§ **Required work**
Every line with the string "DELTA" should be gathered.
:::::
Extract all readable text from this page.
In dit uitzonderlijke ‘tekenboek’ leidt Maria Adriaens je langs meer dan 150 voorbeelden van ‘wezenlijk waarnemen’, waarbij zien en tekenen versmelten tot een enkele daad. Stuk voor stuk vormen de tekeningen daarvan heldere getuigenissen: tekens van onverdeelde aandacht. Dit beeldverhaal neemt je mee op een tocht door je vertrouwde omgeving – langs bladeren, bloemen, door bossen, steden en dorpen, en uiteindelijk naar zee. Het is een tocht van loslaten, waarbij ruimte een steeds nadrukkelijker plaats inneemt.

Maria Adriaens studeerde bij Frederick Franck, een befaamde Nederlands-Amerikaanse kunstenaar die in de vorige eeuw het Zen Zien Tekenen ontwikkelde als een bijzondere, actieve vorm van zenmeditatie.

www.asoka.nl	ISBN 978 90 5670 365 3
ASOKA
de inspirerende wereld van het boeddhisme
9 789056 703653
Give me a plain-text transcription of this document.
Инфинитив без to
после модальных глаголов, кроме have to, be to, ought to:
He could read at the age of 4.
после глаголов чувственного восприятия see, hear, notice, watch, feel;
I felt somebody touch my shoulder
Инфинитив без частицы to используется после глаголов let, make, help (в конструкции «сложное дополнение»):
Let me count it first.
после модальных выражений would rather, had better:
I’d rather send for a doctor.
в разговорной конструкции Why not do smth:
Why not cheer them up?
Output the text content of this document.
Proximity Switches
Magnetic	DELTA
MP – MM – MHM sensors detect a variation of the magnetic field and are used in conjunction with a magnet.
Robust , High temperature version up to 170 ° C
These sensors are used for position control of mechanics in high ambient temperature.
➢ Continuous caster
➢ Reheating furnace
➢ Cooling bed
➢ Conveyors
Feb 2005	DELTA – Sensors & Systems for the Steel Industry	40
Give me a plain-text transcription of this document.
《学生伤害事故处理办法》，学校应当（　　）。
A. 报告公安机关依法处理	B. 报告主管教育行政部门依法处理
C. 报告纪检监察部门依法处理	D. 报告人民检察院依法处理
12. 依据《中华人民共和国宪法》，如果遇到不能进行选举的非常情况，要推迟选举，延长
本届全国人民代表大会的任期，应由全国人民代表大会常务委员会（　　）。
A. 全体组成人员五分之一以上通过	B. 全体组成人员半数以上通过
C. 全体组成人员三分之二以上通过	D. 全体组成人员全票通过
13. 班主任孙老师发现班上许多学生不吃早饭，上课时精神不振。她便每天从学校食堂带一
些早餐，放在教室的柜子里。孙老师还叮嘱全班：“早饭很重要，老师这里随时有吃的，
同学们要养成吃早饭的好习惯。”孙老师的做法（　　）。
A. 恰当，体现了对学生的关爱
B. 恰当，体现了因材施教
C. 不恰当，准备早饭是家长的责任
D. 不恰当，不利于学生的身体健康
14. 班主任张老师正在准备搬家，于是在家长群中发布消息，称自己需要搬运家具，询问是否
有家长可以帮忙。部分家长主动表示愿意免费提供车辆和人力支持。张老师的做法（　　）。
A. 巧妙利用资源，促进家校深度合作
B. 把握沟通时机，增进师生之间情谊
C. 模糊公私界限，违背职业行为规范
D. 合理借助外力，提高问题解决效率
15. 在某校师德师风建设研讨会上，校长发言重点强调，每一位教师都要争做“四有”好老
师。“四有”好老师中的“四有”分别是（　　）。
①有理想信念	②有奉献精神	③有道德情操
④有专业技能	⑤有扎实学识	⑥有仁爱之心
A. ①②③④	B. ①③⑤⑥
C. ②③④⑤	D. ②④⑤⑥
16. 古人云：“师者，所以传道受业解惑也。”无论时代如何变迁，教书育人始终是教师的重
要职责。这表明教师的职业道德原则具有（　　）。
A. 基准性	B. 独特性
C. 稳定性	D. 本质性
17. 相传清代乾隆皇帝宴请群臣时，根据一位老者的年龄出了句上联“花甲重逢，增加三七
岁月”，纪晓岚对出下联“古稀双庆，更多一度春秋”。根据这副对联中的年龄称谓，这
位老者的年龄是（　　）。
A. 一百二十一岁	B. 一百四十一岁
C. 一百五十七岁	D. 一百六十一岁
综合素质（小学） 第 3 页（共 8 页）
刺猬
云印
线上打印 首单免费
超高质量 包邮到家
:::::
§ **The output**
Magnetic	DELTA
Feb 2005	DELTA – Sensors & Systems for the Steel Industry	40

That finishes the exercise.